## EXERCISE TASK
Copy every line of the records below where the word "this" occurs.
+ + + +
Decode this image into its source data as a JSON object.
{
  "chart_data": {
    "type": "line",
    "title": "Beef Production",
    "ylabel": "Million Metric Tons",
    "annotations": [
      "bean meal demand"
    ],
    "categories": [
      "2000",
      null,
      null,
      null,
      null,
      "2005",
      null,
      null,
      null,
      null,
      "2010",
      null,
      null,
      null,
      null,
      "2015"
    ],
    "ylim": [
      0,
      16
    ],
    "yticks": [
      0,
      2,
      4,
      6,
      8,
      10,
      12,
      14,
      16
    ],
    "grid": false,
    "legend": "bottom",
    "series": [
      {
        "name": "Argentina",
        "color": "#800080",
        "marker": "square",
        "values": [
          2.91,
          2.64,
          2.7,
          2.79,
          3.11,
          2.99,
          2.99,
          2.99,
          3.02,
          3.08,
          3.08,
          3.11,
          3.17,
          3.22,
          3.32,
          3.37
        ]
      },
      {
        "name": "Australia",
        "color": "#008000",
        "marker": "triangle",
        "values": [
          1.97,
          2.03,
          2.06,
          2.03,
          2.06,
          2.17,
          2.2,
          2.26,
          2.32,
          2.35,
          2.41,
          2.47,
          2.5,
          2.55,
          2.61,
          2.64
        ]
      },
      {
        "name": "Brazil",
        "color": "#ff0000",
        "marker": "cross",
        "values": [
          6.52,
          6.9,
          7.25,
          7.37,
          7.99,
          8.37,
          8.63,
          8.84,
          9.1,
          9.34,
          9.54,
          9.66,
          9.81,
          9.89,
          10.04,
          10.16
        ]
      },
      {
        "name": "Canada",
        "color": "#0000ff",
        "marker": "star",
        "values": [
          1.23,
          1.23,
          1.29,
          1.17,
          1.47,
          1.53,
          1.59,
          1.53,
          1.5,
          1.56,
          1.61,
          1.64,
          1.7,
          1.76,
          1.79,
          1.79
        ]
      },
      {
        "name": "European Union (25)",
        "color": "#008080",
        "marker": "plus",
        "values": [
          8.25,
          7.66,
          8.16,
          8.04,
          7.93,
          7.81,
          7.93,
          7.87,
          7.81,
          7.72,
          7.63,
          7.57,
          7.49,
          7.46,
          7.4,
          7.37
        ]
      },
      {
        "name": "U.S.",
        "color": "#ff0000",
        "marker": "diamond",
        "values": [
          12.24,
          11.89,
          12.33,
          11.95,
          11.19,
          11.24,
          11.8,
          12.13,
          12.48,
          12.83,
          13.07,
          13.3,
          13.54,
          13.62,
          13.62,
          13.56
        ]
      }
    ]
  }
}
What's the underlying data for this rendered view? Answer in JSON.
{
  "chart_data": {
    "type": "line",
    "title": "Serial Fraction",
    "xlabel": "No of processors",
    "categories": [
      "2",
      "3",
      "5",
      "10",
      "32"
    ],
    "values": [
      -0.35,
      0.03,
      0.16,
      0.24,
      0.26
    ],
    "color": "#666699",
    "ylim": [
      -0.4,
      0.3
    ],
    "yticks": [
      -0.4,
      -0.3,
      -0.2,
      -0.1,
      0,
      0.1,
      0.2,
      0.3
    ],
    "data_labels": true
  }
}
+ + + +
## THE RESULT
Decode this image into its source data as a JSON object.
What's the underlying data for this rendered view? Answer in JSON.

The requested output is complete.